Figure collection entries:
╭──
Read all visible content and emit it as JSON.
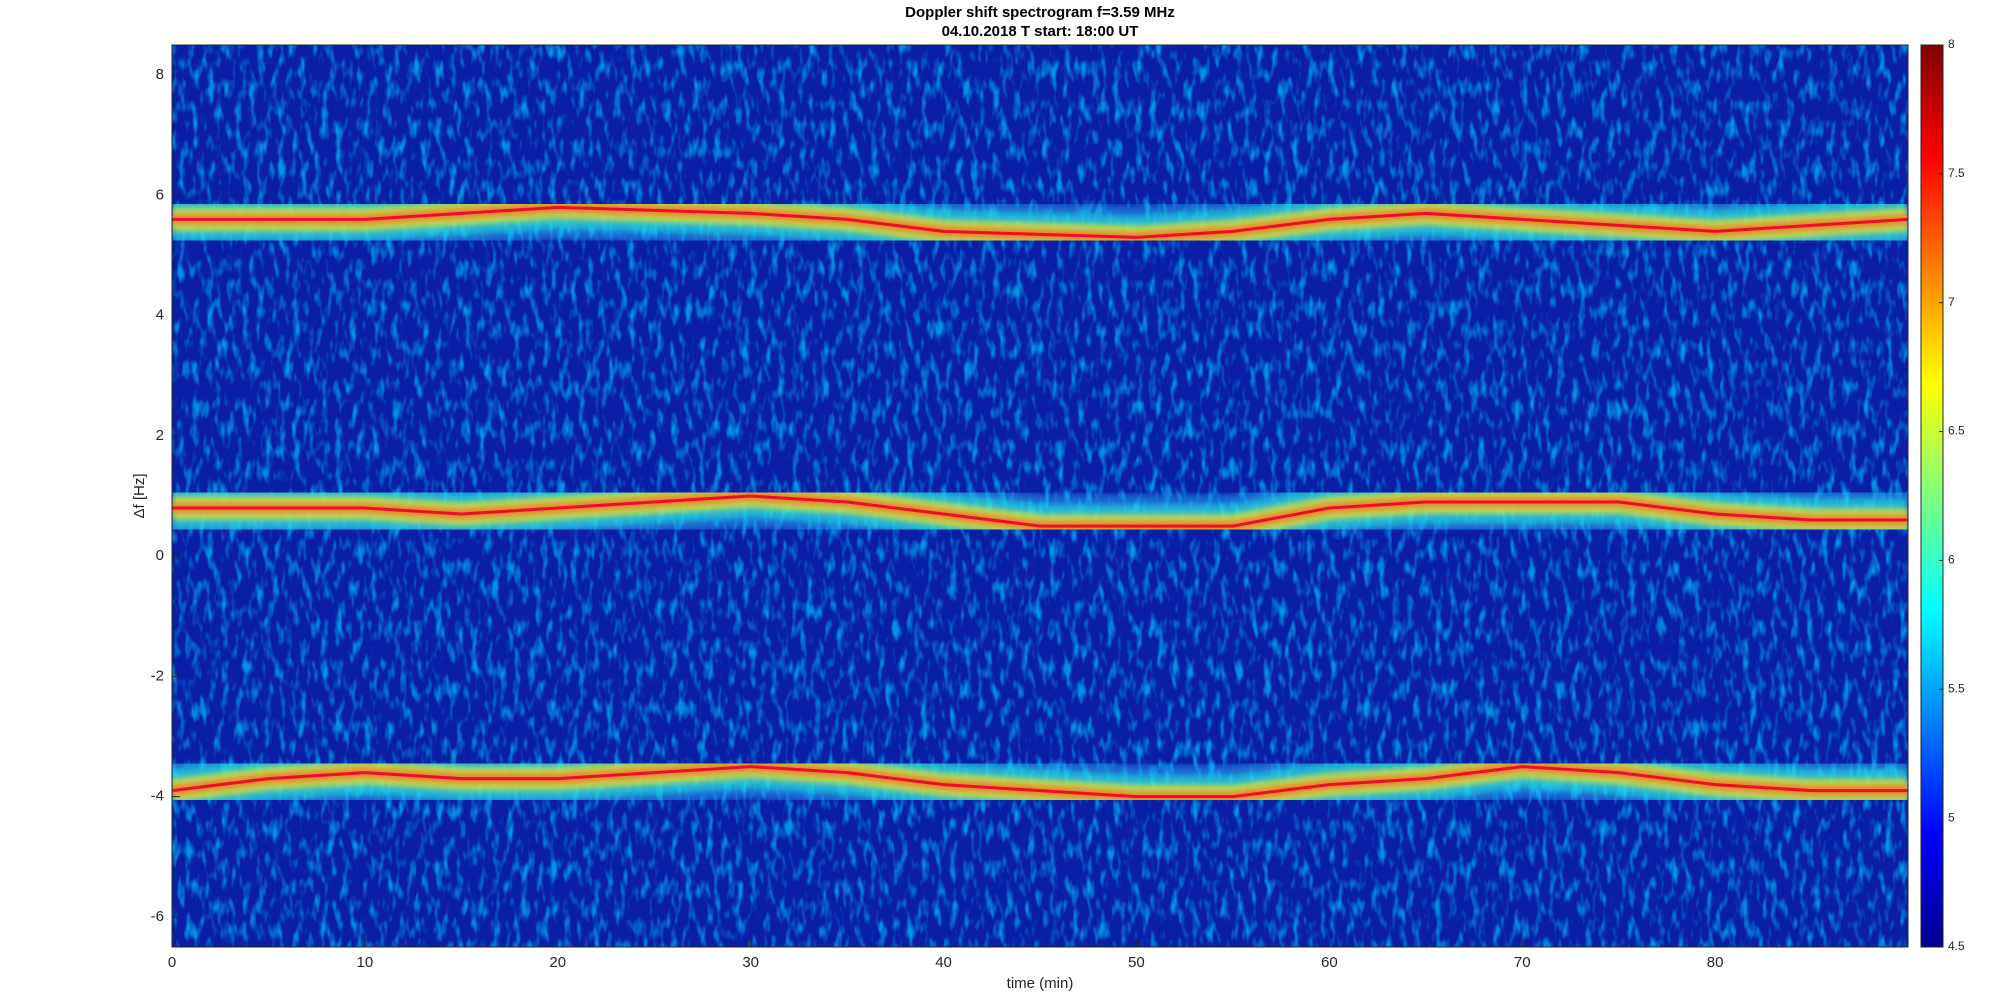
{
  "chart_data": {
    "type": "spectrogram",
    "title": "Doppler shift spectrogram f=3.59 MHz",
    "subtitle": "04.10.2018   T start: 18:00 UT",
    "x_label": "time (min)",
    "y_label": "Δf [Hz]",
    "colormap": "jet",
    "x": [
      0,
      5,
      10,
      15,
      20,
      25,
      30,
      35,
      40,
      45,
      50,
      55,
      60,
      65,
      70,
      75,
      80,
      85,
      90
    ],
    "series": [
      {
        "color": "#e8102a",
        "values": [
          5.6,
          5.6,
          5.6,
          5.7,
          5.8,
          5.75,
          5.7,
          5.6,
          5.4,
          5.35,
          5.3,
          5.4,
          5.6,
          5.7,
          5.6,
          5.5,
          5.4,
          5.5,
          5.6
        ]
      },
      {
        "color": "#e8102a",
        "values": [
          0.8,
          0.8,
          0.8,
          0.7,
          0.8,
          0.9,
          1.0,
          0.9,
          0.7,
          0.5,
          0.5,
          0.5,
          0.8,
          0.9,
          0.9,
          0.9,
          0.7,
          0.6,
          0.6
        ]
      },
      {
        "color": "#e8102a",
        "values": [
          -3.9,
          -3.7,
          -3.6,
          -3.7,
          -3.7,
          -3.6,
          -3.5,
          -3.6,
          -3.8,
          -3.9,
          -4.0,
          -4.0,
          -3.8,
          -3.7,
          -3.5,
          -3.6,
          -3.8,
          -3.9,
          -3.9
        ]
      }
    ],
    "xlim": [
      0,
      90
    ],
    "ylim": [
      -6.5,
      8.5
    ],
    "xticks": [
      0,
      10,
      20,
      30,
      40,
      50,
      60,
      70,
      80
    ],
    "yticks": [
      -6,
      -4,
      -2,
      0,
      2,
      4,
      6,
      8
    ],
    "clim": [
      4.5,
      8
    ],
    "cticks": [
      4.5,
      5,
      5.5,
      6,
      6.5,
      7,
      7.5,
      8
    ]
  }
}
╰──
YOUR TASK: Copy the material above in full and exactly, skipping pictures.

FULL SOLUTION:
Read all visible content and emit it as JSON.
{
  "chart_data": {
    "type": "spectrogram",
    "title": "Doppler shift spectrogram f=3.59 MHz",
    "subtitle": "04.10.2018   T start: 18:00 UT",
    "x_label": "time (min)",
    "y_label": "Δf [Hz]",
    "colormap": "jet",
    "x": [
      0,
      5,
      10,
      15,
      20,
      25,
      30,
      35,
      40,
      45,
      50,
      55,
      60,
      65,
      70,
      75,
      80,
      85,
      90
    ],
    "series": [
      {
        "color": "#e8102a",
        "values": [
          5.6,
          5.6,
          5.6,
          5.7,
          5.8,
          5.75,
          5.7,
          5.6,
          5.4,
          5.35,
          5.3,
          5.4,
          5.6,
          5.7,
          5.6,
          5.5,
          5.4,
          5.5,
          5.6
        ]
      },
      {
        "color": "#e8102a",
        "values": [
          0.8,
          0.8,
          0.8,
          0.7,
          0.8,
          0.9,
          1.0,
          0.9,
          0.7,
          0.5,
          0.5,
          0.5,
          0.8,
          0.9,
          0.9,
          0.9,
          0.7,
          0.6,
          0.6
        ]
      },
      {
        "color": "#e8102a",
        "values": [
          -3.9,
          -3.7,
          -3.6,
          -3.7,
          -3.7,
          -3.6,
          -3.5,
          -3.6,
          -3.8,
          -3.9,
          -4.0,
          -4.0,
          -3.8,
          -3.7,
          -3.5,
          -3.6,
          -3.8,
          -3.9,
          -3.9
        ]
      }
    ],
    "xlim": [
      0,
      90
    ],
    "ylim": [
      -6.5,
      8.5
    ],
    "xticks": [
      0,
      10,
      20,
      30,
      40,
      50,
      60,
      70,
      80
    ],
    "yticks": [
      -6,
      -4,
      -2,
      0,
      2,
      4,
      6,
      8
    ],
    "clim": [
      4.5,
      8
    ],
    "cticks": [
      4.5,
      5,
      5.5,
      6,
      6.5,
      7,
      7.5,
      8
    ]
  }
}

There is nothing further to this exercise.